• **DIRECTIVE**
Go through the data below. Pull out every line that has the word "wilayah".

• **EXTRACTED MATERIAL**
%%
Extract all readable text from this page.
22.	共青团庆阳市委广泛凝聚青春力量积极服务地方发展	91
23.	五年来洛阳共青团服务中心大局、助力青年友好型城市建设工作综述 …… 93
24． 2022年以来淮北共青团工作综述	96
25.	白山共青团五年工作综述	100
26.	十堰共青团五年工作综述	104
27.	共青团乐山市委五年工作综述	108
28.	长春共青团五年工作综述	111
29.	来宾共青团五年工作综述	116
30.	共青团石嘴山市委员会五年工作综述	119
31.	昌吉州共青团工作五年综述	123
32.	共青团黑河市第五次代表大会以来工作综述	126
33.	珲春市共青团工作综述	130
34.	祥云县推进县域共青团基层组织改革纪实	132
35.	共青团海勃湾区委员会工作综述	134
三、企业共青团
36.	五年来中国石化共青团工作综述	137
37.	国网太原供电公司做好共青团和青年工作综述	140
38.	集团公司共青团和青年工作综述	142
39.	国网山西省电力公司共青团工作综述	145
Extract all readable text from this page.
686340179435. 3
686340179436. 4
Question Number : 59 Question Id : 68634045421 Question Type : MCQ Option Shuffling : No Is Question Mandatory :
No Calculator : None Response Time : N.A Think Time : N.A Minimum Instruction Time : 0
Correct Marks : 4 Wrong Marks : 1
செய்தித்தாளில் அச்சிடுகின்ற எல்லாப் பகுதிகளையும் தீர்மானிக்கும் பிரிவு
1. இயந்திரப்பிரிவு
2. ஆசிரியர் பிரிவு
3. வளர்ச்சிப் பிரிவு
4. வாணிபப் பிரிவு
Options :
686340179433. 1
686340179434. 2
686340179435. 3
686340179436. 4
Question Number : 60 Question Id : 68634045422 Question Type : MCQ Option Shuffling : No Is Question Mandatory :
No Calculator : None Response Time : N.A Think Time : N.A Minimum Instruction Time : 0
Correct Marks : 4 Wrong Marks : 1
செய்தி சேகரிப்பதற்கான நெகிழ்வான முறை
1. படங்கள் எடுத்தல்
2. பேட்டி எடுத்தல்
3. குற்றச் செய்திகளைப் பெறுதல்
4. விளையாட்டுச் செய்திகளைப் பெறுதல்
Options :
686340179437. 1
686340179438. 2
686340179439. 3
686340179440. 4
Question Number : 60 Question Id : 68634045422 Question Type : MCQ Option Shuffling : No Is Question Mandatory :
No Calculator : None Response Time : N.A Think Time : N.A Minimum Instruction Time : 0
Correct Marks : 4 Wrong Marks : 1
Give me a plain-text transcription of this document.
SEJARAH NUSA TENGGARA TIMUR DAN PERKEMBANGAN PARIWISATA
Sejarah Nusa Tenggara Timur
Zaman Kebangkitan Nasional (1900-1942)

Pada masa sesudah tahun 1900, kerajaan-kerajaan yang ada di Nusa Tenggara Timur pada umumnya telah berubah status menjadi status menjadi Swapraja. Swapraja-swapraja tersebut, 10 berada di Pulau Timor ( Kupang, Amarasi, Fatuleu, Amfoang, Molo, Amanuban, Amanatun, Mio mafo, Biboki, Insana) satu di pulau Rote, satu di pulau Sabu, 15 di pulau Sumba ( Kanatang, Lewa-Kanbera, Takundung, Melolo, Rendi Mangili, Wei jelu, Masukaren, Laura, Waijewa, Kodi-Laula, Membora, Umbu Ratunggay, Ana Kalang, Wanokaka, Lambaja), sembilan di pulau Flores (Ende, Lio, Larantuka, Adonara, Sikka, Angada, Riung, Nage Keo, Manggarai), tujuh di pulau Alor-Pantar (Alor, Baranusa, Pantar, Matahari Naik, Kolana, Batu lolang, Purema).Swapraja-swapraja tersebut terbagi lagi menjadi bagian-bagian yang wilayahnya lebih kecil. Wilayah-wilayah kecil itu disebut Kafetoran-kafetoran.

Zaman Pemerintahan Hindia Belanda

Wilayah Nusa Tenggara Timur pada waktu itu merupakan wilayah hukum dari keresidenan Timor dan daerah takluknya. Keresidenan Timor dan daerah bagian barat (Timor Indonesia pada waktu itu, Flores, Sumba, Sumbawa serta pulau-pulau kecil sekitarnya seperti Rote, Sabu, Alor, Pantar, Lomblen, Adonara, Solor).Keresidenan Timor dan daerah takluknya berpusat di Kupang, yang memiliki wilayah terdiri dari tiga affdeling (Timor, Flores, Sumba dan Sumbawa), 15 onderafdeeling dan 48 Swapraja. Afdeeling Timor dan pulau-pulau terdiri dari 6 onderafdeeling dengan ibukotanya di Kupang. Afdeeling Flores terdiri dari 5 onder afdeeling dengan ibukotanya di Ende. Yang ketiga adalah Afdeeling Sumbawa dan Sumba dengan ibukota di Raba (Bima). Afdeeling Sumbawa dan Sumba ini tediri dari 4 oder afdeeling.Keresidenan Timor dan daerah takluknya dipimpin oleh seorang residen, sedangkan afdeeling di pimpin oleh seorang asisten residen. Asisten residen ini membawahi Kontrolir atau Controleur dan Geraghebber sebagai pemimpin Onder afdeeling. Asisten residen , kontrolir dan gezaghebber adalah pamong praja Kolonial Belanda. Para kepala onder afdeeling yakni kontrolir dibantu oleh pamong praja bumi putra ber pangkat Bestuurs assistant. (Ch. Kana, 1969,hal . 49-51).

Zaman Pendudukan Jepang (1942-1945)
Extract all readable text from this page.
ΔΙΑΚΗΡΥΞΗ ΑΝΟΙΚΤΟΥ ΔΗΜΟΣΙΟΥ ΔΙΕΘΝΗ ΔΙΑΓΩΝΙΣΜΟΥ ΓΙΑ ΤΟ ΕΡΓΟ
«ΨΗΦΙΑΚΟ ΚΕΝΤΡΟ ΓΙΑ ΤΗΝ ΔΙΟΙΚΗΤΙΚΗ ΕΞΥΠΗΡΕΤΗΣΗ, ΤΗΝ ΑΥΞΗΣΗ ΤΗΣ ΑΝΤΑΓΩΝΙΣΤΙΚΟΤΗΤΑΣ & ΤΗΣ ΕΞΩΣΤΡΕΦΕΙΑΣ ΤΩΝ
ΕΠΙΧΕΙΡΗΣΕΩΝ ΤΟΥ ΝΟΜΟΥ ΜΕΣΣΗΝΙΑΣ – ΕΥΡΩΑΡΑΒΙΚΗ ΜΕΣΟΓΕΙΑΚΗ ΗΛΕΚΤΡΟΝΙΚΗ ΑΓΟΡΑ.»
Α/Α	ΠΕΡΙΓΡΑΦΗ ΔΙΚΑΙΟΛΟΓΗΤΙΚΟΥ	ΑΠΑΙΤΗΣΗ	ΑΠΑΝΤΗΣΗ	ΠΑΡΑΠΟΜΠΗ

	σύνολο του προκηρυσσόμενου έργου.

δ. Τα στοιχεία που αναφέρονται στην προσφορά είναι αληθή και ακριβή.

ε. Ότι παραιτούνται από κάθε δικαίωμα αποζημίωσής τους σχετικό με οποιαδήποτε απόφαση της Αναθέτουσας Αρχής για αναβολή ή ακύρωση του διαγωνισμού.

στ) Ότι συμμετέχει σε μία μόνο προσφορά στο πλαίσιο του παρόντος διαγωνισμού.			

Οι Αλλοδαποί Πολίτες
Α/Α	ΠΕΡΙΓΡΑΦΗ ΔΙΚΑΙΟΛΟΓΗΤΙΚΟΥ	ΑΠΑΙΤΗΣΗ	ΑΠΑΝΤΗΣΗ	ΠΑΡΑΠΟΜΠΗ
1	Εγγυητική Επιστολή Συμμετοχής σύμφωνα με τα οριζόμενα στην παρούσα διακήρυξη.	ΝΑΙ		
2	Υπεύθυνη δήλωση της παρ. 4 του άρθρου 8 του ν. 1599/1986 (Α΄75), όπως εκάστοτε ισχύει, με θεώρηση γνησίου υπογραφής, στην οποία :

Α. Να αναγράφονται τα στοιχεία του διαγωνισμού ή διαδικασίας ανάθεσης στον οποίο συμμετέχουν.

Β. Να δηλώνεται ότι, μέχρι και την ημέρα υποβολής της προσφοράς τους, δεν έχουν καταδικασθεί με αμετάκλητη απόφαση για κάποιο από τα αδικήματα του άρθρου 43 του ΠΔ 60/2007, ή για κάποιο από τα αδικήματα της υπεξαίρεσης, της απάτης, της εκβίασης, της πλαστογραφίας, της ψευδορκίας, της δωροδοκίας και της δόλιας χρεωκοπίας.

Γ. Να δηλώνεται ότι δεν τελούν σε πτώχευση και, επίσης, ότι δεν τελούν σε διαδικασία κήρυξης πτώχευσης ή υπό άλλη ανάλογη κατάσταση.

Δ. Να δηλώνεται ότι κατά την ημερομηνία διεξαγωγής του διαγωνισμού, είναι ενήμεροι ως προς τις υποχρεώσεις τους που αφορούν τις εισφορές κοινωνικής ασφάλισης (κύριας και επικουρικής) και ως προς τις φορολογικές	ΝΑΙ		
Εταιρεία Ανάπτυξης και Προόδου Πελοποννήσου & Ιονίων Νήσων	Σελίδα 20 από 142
%%
• **WRITTEN SOLUTION**
Pada masa sesudah tahun 1900, kerajaan-kerajaan yang ada di Nusa Tenggara Timur pada umumnya telah berubah status menjadi status menjadi Swapraja. Swapraja-swapraja tersebut, 10 berada di Pulau Timor ( Kupang, Amarasi, Fatuleu, Amfoang, Molo, Amanuban, Amanatun, Mio mafo, Biboki, Insana) satu di pulau Rote, satu di pulau Sabu, 15 di pulau Sumba ( Kanatang, Lewa-Kanbera, Takundung, Melolo, Rendi Mangili, Wei jelu, Masukaren, Laura, Waijewa, Kodi-Laula, Membora, Umbu Ratunggay, Ana Kalang, Wanokaka, Lambaja), sembilan di pulau Flores (Ende, Lio, Larantuka, Adonara, Sikka, Angada, Riung, Nage Keo, Manggarai), tujuh di pulau Alor-Pantar (Alor, Baranusa, Pantar, Matahari Naik, Kolana, Batu lolang, Purema).Swapraja-swapraja tersebut terbagi lagi menjadi bagian-bagian yang wilayahnya lebih kecil. Wilayah-wilayah kecil itu disebut Kafetoran-kafetoran.
Wilayah Nusa Tenggara Timur pada waktu itu merupakan wilayah hukum dari keresidenan Timor dan daerah takluknya. Keresidenan Timor dan daerah bagian barat (Timor Indonesia pada waktu itu, Flores, Sumba, Sumbawa serta pulau-pulau kecil sekitarnya seperti Rote, Sabu, Alor, Pantar, Lomblen, Adonara, Solor).Keresidenan Timor dan daerah takluknya berpusat di Kupang, yang memiliki wilayah terdiri dari tiga affdeling (Timor, Flores, Sumba dan Sumbawa), 15 onderafdeeling dan 48 Swapraja. Afdeeling Timor dan pulau-pulau terdiri dari 6 onderafdeeling dengan ibukotanya di Kupang. Afdeeling Flores terdiri dari 5 onder afdeeling dengan ibukotanya di Ende. Yang ketiga adalah Afdeeling Sumbawa dan Sumba dengan ibukota di Raba (Bima). Afdeeling Sumbawa dan Sumba ini tediri dari 4 oder afdeeling.Keresidenan Timor dan daerah takluknya dipimpin oleh seorang residen, sedangkan afdeeling di pimpin oleh seorang asisten residen. Asisten residen ini membawahi Kontrolir atau Controleur dan Geraghebber sebagai pemimpin Onder afdeeling. Asisten residen , kontrolir dan gezaghebber adalah pamong praja Kolonial Belanda. Para kepala onder afdeeling yakni kontrolir dibantu oleh pamong praja bumi putra ber pangkat Bestuurs assistant. (Ch. Kana, 1969,hal . 49-51).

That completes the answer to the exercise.